Given task
Set each record down exactly, excluding all images.

>> begin Material provided

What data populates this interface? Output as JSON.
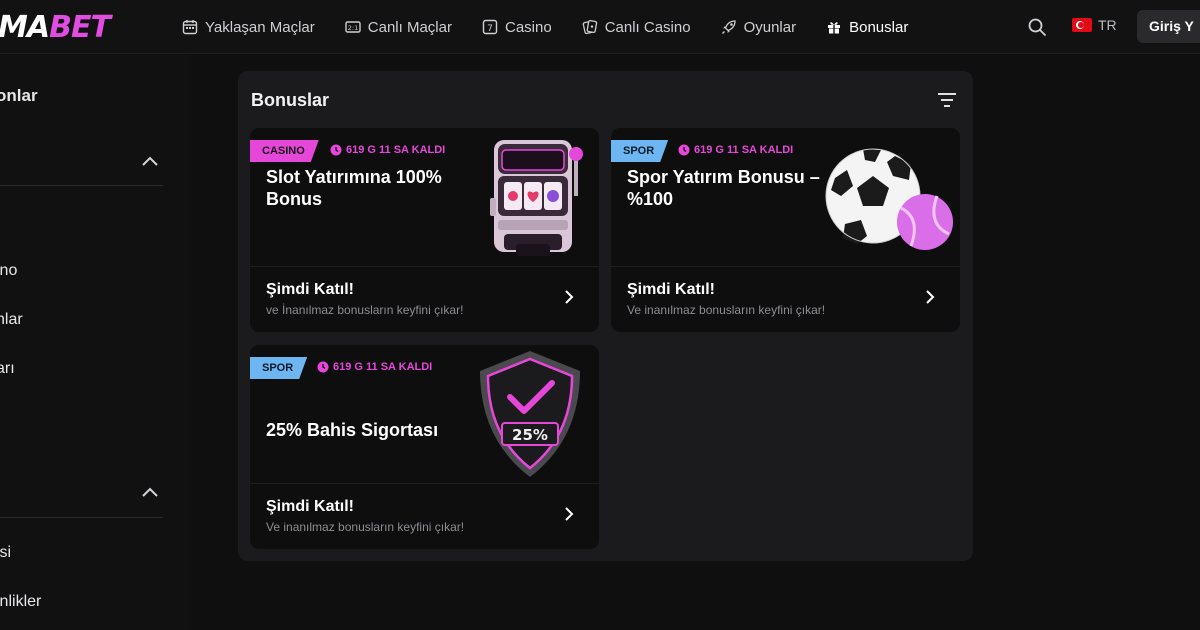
{
  "brand": {
    "logo_main": "MA",
    "logo_accent": "BET",
    "accent_color": "#e04de0"
  },
  "nav": {
    "items": [
      {
        "label": "Yaklaşan Maçlar",
        "icon": "calendar-icon"
      },
      {
        "label": "Canlı Maçlar",
        "icon": "scoreboard-icon"
      },
      {
        "label": "Casino",
        "icon": "slot-icon"
      },
      {
        "label": "Canlı Casino",
        "icon": "cards-icon"
      },
      {
        "label": "Oyunlar",
        "icon": "rocket-icon"
      },
      {
        "label": "Bonuslar",
        "icon": "gift-icon"
      }
    ],
    "language": "TR",
    "login_label": "Giriş Y"
  },
  "sidebar": {
    "heading": "onlar",
    "items": [
      "ino",
      "nlar",
      "arı",
      "isi",
      "inlikler"
    ]
  },
  "panel": {
    "title": "Bonuslar",
    "cards": [
      {
        "tag": "CASINO",
        "timer": "619 G 11 SA KALDI",
        "title": "Slot Yatırımına 100% Bonus",
        "cta": "Şimdi Katıl!",
        "sub": "ve İnanılmaz bonusların keyfini çıkar!"
      },
      {
        "tag": "SPOR",
        "timer": "619 G 11 SA KALDI",
        "title": "Spor Yatırım Bonusu – %100",
        "cta": "Şimdi Katıl!",
        "sub": "Ve inanılmaz bonusların keyfini çıkar!"
      },
      {
        "tag": "SPOR",
        "timer": "619 G 11 SA KALDI",
        "title": "25% Bahis Sigortası",
        "badge": "25%",
        "cta": "Şimdi Katıl!",
        "sub": "Ve inanılmaz bonusların keyfini çıkar!"
      }
    ]
  }
}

>> end Material provided

The reply
What data populates this interface? Output as JSON.
{
  "brand": {
    "logo_main": "MA",
    "logo_accent": "BET",
    "accent_color": "#e04de0"
  },
  "nav": {
    "items": [
      {
        "label": "Yaklaşan Maçlar",
        "icon": "calendar-icon"
      },
      {
        "label": "Canlı Maçlar",
        "icon": "scoreboard-icon"
      },
      {
        "label": "Casino",
        "icon": "slot-icon"
      },
      {
        "label": "Canlı Casino",
        "icon": "cards-icon"
      },
      {
        "label": "Oyunlar",
        "icon": "rocket-icon"
      },
      {
        "label": "Bonuslar",
        "icon": "gift-icon"
      }
    ],
    "language": "TR",
    "login_label": "Giriş Y"
  },
  "sidebar": {
    "heading": "onlar",
    "items": [
      "ino",
      "nlar",
      "arı",
      "isi",
      "inlikler"
    ]
  },
  "panel": {
    "title": "Bonuslar",
    "cards": [
      {
        "tag": "CASINO",
        "timer": "619 G 11 SA KALDI",
        "title": "Slot Yatırımına 100% Bonus",
        "cta": "Şimdi Katıl!",
        "sub": "ve İnanılmaz bonusların keyfini çıkar!"
      },
      {
        "tag": "SPOR",
        "timer": "619 G 11 SA KALDI",
        "title": "Spor Yatırım Bonusu – %100",
        "cta": "Şimdi Katıl!",
        "sub": "Ve inanılmaz bonusların keyfini çıkar!"
      },
      {
        "tag": "SPOR",
        "timer": "619 G 11 SA KALDI",
        "title": "25% Bahis Sigortası",
        "badge": "25%",
        "cta": "Şimdi Katıl!",
        "sub": "Ve inanılmaz bonusların keyfini çıkar!"
      }
    ]
  }
}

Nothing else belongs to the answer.